List all the lines in these records that hold "Vegetación".

INPUT RECORDS
☆ ☆ ☆

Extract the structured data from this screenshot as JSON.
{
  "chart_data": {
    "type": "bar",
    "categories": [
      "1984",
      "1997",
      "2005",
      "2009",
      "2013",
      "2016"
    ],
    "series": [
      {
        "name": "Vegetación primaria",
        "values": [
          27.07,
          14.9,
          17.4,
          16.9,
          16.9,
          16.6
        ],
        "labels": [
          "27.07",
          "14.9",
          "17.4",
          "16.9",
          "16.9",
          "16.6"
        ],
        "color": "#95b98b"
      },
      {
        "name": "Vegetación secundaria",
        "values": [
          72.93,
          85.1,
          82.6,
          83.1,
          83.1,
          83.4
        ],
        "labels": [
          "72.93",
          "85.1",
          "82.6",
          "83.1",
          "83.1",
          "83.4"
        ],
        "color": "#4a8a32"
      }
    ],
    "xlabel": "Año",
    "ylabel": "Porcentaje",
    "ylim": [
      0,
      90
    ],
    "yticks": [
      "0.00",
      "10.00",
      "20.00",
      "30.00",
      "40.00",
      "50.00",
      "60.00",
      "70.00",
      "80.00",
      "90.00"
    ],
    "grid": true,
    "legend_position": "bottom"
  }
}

☆ ☆ ☆

CORRECT OUTPUT
        "name": "Vegetación primaria",
        "name": "Vegetación secundaria",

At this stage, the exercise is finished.